### Aim:
Below are the records. Restate word for word every line from the one that contains "Type out the text in this image." through the final line, both included.

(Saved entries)
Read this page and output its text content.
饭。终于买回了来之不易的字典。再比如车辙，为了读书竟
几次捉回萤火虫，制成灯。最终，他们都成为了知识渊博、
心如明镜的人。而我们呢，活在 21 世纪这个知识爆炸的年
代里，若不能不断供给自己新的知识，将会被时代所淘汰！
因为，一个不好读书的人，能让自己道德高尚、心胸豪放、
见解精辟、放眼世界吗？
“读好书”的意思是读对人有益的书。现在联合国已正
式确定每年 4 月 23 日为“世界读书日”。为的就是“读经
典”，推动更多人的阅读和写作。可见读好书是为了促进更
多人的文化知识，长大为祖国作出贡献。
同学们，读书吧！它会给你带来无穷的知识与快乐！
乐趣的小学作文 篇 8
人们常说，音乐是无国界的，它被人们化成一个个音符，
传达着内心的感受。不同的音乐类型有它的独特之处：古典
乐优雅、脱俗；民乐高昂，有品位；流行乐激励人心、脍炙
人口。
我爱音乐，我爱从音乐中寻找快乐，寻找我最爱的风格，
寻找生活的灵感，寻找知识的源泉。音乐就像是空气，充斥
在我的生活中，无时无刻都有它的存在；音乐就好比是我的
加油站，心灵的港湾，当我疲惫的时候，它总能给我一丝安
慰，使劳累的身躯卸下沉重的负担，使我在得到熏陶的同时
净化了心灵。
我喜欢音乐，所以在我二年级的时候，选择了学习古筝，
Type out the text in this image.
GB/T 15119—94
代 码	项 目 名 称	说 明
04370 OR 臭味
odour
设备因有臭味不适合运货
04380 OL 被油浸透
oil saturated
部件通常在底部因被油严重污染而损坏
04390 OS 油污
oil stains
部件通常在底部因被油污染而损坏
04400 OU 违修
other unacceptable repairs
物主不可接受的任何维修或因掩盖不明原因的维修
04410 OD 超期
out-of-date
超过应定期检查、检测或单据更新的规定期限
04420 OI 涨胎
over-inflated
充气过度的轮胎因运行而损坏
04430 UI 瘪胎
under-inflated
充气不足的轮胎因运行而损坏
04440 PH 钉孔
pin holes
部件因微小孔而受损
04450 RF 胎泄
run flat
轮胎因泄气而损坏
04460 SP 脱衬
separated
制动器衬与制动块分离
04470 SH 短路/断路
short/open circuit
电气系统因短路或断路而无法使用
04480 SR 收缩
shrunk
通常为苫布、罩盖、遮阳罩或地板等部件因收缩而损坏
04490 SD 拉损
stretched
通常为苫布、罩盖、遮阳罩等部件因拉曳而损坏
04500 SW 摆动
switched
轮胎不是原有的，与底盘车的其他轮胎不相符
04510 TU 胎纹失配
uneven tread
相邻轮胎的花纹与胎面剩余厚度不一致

### Answer to this task:
Type out the text in this image.
GB/T 15119—94
代 码	项 目 名 称	说 明
04370 OR 臭味
odour
设备因有臭味不适合运货
04380 OL 被油浸透
oil saturated
部件通常在底部因被油严重污染而损坏
04390 OS 油污
oil stains
部件通常在底部因被油污染而损坏
04400 OU 违修
other unacceptable repairs
物主不可接受的任何维修或因掩盖不明原因的维修
04410 OD 超期
out-of-date
超过应定期检查、检测或单据更新的规定期限
04420 OI 涨胎
over-inflated
充气过度的轮胎因运行而损坏
04430 UI 瘪胎
under-inflated
充气不足的轮胎因运行而损坏
04440 PH 钉孔
pin holes
部件因微小孔而受损
04450 RF 胎泄
run flat
轮胎因泄气而损坏
04460 SP 脱衬
separated
制动器衬与制动块分离
04470 SH 短路/断路
short/open circuit
电气系统因短路或断路而无法使用
04480 SR 收缩
shrunk
通常为苫布、罩盖、遮阳罩或地板等部件因收缩而损坏
04490 SD 拉损
stretched
通常为苫布、罩盖、遮阳罩等部件因拉曳而损坏
04500 SW 摆动
switched
轮胎不是原有的，与底盘车的其他轮胎不相符
04510 TU 胎纹失配
uneven tread
相邻轮胎的花纹与胎面剩余厚度不一致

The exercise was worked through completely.